• **What is expected**
In the records below, find each line with the word "Solar" and copy it.

Entries taken from a collection:
■ ■ ■ ■

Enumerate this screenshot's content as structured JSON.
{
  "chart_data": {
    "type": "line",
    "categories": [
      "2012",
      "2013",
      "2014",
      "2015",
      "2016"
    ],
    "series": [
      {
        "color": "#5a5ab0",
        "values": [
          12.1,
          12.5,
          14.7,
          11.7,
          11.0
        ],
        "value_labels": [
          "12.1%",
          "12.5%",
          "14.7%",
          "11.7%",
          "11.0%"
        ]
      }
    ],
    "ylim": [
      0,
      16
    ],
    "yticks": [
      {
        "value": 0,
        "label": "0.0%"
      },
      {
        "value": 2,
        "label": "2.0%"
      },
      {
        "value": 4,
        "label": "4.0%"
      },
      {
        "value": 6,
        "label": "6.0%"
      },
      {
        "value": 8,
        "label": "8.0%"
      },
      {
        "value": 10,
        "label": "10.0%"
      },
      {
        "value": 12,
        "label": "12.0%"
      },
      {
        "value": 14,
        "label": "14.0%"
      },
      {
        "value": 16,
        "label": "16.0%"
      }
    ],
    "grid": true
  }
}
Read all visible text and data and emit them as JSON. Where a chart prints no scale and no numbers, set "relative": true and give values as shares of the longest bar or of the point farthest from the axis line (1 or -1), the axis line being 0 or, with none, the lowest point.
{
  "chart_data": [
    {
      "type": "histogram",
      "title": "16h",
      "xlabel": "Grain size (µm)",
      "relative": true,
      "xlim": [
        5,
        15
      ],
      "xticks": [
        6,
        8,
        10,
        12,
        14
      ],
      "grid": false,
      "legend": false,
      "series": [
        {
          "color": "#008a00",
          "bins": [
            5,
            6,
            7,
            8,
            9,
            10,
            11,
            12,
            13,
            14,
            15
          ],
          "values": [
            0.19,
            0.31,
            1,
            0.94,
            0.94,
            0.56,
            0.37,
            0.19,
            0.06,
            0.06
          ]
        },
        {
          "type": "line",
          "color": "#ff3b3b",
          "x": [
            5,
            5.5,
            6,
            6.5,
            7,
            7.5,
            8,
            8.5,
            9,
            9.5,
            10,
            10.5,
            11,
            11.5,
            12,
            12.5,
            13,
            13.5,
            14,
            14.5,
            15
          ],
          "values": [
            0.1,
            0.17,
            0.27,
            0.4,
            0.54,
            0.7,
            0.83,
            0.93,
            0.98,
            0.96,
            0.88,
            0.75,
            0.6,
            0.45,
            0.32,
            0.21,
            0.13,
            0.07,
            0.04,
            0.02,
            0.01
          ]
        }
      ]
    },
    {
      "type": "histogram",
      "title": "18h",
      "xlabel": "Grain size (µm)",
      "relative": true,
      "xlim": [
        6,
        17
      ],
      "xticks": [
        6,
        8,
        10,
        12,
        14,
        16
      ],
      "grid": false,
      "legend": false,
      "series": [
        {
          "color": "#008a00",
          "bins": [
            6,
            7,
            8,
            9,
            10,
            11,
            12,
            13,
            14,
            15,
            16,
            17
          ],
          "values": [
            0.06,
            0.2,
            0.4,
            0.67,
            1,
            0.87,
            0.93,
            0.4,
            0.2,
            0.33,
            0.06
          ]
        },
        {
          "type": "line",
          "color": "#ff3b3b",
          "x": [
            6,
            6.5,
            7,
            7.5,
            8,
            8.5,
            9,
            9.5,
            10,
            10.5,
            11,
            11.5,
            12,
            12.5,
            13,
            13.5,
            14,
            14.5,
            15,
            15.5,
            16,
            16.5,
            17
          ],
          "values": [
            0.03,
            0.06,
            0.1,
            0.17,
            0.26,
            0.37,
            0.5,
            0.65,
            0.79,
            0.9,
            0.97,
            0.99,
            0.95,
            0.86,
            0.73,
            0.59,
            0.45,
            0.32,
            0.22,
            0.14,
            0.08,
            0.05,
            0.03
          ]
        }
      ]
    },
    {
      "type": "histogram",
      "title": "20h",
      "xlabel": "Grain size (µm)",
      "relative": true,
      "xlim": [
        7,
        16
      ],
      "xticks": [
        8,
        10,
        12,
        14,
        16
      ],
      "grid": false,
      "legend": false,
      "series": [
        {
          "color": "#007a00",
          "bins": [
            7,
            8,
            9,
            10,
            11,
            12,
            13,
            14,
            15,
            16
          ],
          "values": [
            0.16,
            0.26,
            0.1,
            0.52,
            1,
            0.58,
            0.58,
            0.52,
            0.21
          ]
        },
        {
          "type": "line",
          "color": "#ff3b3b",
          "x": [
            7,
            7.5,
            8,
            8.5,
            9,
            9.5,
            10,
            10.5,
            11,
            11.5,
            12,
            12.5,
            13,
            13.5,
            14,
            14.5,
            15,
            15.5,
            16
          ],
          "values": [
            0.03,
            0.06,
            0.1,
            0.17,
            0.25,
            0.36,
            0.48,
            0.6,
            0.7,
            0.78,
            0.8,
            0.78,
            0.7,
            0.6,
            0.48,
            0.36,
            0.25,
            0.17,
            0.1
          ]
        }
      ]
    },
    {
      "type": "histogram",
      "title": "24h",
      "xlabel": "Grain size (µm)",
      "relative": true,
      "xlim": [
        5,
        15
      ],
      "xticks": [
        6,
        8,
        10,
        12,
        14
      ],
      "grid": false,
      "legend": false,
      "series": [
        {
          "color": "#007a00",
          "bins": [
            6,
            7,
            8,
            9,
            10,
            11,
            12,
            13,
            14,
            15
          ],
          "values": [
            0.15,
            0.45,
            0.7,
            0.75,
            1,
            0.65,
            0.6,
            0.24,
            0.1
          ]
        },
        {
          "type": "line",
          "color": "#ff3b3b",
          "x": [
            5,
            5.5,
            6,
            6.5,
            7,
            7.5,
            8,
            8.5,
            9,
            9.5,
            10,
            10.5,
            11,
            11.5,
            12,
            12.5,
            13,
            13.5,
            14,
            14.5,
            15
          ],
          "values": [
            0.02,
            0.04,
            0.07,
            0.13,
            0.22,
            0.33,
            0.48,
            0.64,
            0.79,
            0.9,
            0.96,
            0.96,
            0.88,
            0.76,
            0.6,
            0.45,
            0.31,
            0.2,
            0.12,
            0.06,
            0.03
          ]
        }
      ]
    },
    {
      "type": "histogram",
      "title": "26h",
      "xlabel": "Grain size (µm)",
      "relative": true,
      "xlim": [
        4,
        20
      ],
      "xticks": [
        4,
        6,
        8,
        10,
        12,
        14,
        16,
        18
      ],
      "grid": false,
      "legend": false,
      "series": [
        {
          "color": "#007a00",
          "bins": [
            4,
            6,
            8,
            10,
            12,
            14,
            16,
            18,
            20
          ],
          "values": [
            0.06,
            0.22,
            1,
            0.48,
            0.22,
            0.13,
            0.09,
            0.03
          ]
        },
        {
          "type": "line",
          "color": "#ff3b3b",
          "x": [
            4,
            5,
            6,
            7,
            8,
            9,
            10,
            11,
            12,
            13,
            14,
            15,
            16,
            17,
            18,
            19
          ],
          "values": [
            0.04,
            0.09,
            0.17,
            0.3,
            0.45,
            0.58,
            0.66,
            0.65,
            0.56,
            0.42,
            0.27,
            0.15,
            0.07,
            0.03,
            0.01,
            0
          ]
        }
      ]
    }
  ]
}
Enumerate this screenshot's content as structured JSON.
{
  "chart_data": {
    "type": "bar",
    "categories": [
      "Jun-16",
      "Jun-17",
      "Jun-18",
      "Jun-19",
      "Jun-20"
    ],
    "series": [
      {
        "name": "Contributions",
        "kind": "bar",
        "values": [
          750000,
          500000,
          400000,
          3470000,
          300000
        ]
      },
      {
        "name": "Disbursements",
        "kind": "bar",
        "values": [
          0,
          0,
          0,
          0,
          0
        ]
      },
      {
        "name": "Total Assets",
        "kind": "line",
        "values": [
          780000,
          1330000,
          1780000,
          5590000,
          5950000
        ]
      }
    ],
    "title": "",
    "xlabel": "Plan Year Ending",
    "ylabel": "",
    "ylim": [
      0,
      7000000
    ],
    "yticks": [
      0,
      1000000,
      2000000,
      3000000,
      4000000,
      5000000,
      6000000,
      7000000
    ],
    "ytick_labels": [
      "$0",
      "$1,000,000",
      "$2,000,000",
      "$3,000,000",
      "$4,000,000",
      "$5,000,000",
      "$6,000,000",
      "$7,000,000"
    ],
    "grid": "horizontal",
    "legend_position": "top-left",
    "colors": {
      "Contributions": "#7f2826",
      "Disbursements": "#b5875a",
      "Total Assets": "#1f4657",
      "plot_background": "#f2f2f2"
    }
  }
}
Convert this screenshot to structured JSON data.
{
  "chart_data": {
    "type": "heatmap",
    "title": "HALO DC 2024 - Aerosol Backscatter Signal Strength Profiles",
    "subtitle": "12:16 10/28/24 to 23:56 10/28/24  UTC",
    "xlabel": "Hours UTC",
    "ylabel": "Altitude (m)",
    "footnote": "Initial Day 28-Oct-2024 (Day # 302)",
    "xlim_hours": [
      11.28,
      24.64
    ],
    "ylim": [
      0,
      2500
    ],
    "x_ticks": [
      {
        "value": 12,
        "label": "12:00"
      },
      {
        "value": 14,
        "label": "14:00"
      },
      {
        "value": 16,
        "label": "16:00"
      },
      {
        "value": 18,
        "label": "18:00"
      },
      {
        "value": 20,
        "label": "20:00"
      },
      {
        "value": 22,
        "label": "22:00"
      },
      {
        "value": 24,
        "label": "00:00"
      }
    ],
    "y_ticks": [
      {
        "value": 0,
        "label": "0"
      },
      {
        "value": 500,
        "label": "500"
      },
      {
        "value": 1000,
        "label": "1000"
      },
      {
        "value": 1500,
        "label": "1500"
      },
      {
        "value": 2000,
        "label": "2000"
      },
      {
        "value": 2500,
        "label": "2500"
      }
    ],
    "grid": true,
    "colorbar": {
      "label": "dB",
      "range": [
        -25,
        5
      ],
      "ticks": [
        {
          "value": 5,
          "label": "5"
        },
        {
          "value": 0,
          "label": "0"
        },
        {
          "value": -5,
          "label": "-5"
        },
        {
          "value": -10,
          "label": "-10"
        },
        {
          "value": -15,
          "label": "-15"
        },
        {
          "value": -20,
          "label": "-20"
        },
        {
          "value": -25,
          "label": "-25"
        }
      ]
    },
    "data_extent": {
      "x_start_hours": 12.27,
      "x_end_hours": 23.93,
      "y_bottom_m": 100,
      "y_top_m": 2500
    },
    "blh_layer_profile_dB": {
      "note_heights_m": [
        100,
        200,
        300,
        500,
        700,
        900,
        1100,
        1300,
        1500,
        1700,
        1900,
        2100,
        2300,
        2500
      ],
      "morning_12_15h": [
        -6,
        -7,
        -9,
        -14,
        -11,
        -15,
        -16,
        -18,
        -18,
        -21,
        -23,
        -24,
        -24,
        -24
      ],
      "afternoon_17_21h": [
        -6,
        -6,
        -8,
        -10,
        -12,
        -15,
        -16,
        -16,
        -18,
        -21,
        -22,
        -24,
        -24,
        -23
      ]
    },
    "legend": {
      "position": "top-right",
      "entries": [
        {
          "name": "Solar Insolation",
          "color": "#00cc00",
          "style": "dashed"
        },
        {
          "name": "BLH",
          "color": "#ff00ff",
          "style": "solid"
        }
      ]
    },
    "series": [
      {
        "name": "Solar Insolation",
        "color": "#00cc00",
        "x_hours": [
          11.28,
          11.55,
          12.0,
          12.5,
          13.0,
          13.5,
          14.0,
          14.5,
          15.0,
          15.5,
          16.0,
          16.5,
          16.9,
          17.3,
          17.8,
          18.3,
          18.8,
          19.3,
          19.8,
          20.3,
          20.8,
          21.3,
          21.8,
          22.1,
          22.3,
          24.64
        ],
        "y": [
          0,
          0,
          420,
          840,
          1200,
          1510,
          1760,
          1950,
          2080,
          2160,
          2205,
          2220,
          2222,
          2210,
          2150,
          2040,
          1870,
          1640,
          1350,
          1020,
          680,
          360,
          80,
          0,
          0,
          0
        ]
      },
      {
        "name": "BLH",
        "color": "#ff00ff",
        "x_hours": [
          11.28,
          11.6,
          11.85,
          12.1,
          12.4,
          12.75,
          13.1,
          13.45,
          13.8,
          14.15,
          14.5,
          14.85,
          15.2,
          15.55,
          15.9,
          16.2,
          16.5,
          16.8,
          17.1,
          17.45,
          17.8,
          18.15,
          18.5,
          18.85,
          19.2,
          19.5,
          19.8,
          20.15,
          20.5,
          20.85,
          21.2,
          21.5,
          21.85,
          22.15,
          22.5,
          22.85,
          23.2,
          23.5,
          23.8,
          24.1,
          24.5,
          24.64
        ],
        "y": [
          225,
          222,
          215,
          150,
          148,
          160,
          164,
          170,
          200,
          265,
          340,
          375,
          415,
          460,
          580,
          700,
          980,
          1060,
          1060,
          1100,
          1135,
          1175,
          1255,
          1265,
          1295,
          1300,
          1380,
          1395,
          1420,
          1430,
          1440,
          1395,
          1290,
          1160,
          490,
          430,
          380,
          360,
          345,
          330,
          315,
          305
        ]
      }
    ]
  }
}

■ ■ ■ ■

• **Completed task**
          "name": "Solar Insolation",
        "name": "Solar Insolation",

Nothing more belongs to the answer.